Some rows
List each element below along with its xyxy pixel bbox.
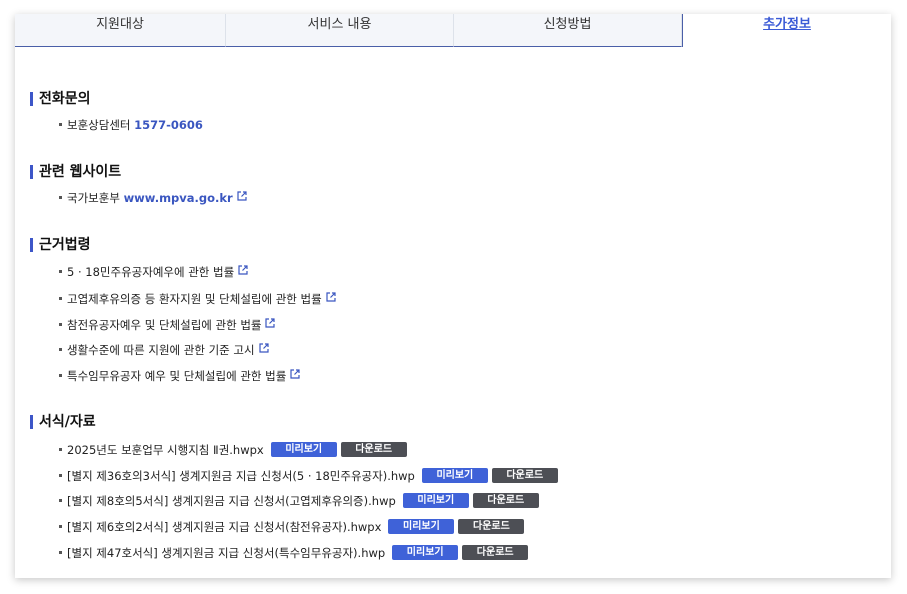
tab-service-content[interactable]: 서비스 내용 — [226, 14, 454, 47]
website-link[interactable]: www.mpva.go.kr — [124, 191, 233, 205]
section-title-forms: 서식/자료 — [30, 413, 96, 431]
external-link-icon[interactable] — [326, 289, 336, 307]
download-button[interactable]: 다운로드 — [472, 493, 539, 508]
bullet — [59, 499, 62, 502]
preview-button[interactable]: 미리보기 — [402, 493, 469, 508]
law-link[interactable]: 5 · 18민주유공자예우에 관한 법률 — [67, 265, 234, 279]
list-item-law[interactable]: 참전유공자예우 및 단체설립에 관한 법률 — [59, 315, 276, 334]
preview-button[interactable]: 미리보기 — [421, 468, 488, 483]
bullet — [59, 374, 62, 377]
list-item-form: [별지 제47호서식] 생계지원금 지급 신청서(특수임무유공자).hwp 미리보… — [59, 544, 529, 562]
external-link-icon[interactable] — [265, 315, 276, 333]
law-link[interactable]: 참전유공자예우 및 단체설립에 관한 법률 — [67, 318, 261, 332]
list-item-phone: 보훈상담센터 1577-0606 — [59, 116, 203, 134]
preview-button[interactable]: 미리보기 — [392, 545, 459, 560]
form-filename: [별지 제36호의3서식] 생계지원금 지급 신청서(5 · 18민주유공자).… — [67, 469, 415, 483]
law-link[interactable]: 고엽제후유의증 등 환자지원 및 단체설립에 관한 법률 — [67, 292, 322, 306]
list-item-form: 2025년도 보훈업무 시행지침 Ⅱ권.hwpx 미리보기 다운로드 — [59, 441, 407, 459]
law-link[interactable]: 특수임무유공자 예우 및 단체설립에 관한 법률 — [67, 369, 286, 383]
bullet — [59, 270, 62, 273]
list-item-form: [별지 제6호의2서식] 생계지원금 지급 신청서(참전유공자).hwpx 미리보… — [59, 518, 525, 536]
form-filename: [별지 제8호의5서식] 생계지원금 지급 신청서(고엽제후유의증).hwp — [67, 494, 396, 508]
law-link[interactable]: 생활수준에 따른 지원에 관한 기준 고시 — [67, 343, 255, 357]
external-link-icon[interactable] — [237, 188, 247, 206]
bullet — [59, 297, 62, 300]
additional-info-panel: 지원대상 서비스 내용 신청방법 추가정보 전화문의 보훈상담센터 1577-0… — [15, 14, 891, 578]
list-item-law[interactable]: 고엽제후유의증 등 환자지원 및 단체설립에 관한 법률 — [59, 290, 336, 308]
item-label: 보훈상담센터 — [67, 118, 131, 132]
download-button[interactable]: 다운로드 — [458, 519, 525, 534]
bullet — [59, 123, 62, 126]
phone-number[interactable]: 1577-0606 — [134, 118, 203, 132]
tab-eligibility[interactable]: 지원대상 — [15, 14, 226, 47]
bullet — [59, 551, 62, 554]
preview-button[interactable]: 미리보기 — [388, 519, 455, 534]
bullet — [59, 525, 62, 528]
section-title-laws: 근거법령 — [30, 236, 91, 254]
form-filename: [별지 제6호의2서식] 생계지원금 지급 신청서(참전유공자).hwpx — [67, 520, 382, 534]
tab-additional-info[interactable]: 추가정보 — [682, 14, 891, 47]
bullet — [59, 474, 62, 477]
form-filename: [별지 제47호서식] 생계지원금 지급 신청서(특수임무유공자).hwp — [67, 546, 386, 560]
preview-button[interactable]: 미리보기 — [270, 442, 337, 457]
tab-bar: 지원대상 서비스 내용 신청방법 추가정보 — [15, 14, 891, 48]
download-button[interactable]: 다운로드 — [462, 545, 529, 560]
list-item-law[interactable]: 생활수준에 따른 지원에 관한 기준 고시 — [59, 341, 269, 359]
list-item-form: [별지 제8호의5서식] 생계지원금 지급 신청서(고엽제후유의증).hwp 미리… — [59, 492, 539, 510]
external-link-icon[interactable] — [258, 340, 269, 358]
bullet — [59, 348, 62, 351]
download-button[interactable]: 다운로드 — [491, 468, 558, 483]
section-title-websites: 관련 웹사이트 — [30, 163, 121, 181]
item-label: 국가보훈부 — [67, 191, 120, 205]
list-item-form: [별지 제36호의3서식] 생계지원금 지급 신청서(5 · 18민주유공자).… — [59, 467, 558, 485]
download-button[interactable]: 다운로드 — [340, 442, 407, 457]
list-item-law[interactable]: 특수임무유공자 예우 및 단체설립에 관한 법률 — [59, 367, 300, 385]
bullet — [59, 323, 62, 326]
external-link-icon[interactable] — [290, 366, 300, 384]
section-title-phone: 전화문의 — [30, 90, 91, 108]
bullet — [59, 448, 62, 451]
bullet — [59, 196, 62, 199]
external-link-icon[interactable] — [238, 262, 248, 280]
tab-application-method[interactable]: 신청방법 — [454, 14, 682, 47]
list-item-law[interactable]: 5 · 18민주유공자예우에 관한 법률 — [59, 263, 248, 281]
list-item-website: 국가보훈부 www.mpva.go.kr — [59, 189, 247, 207]
form-filename: 2025년도 보훈업무 시행지침 Ⅱ권.hwpx — [67, 443, 264, 457]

→ **Instruction**: Copy the rows word for word, starting at the line containing "tab-service-content[interactable]: 서비스 내용" and ending with the line containing "bullet — [59, 270, 62, 273]", including both.

→ **Result below**:
tab-service-content[interactable]: 서비스 내용 — [226, 14, 454, 47]
website-link[interactable]: www.mpva.go.kr — [124, 191, 233, 205]
section-title-forms: 서식/자료 — [30, 413, 96, 431]
external-link-icon[interactable] — [326, 289, 336, 307]
download-button[interactable]: 다운로드 — [472, 493, 539, 508]
bullet — [59, 499, 62, 502]
preview-button[interactable]: 미리보기 — [402, 493, 469, 508]
law-link[interactable]: 5 · 18민주유공자예우에 관한 법률 — [67, 265, 234, 279]
list-item-law[interactable]: 참전유공자예우 및 단체설립에 관한 법률 — [59, 315, 276, 334]
preview-button[interactable]: 미리보기 — [421, 468, 488, 483]
bullet — [59, 374, 62, 377]
list-item-form: [별지 제47호서식] 생계지원금 지급 신청서(특수임무유공자).hwp 미리보… — [59, 544, 529, 562]
external-link-icon[interactable] — [265, 315, 276, 333]
law-link[interactable]: 참전유공자예우 및 단체설립에 관한 법률 — [67, 318, 261, 332]
list-item-phone: 보훈상담센터 1577-0606 — [59, 116, 203, 134]
preview-button[interactable]: 미리보기 — [392, 545, 459, 560]
form-filename: [별지 제36호의3서식] 생계지원금 지급 신청서(5 · 18민주유공자).… — [67, 469, 415, 483]
law-link[interactable]: 고엽제후유의증 등 환자지원 및 단체설립에 관한 법률 — [67, 292, 322, 306]
list-item-form: 2025년도 보훈업무 시행지침 Ⅱ권.hwpx 미리보기 다운로드 — [59, 441, 407, 459]
law-link[interactable]: 특수임무유공자 예우 및 단체설립에 관한 법률 — [67, 369, 286, 383]
bullet — [59, 270, 62, 273]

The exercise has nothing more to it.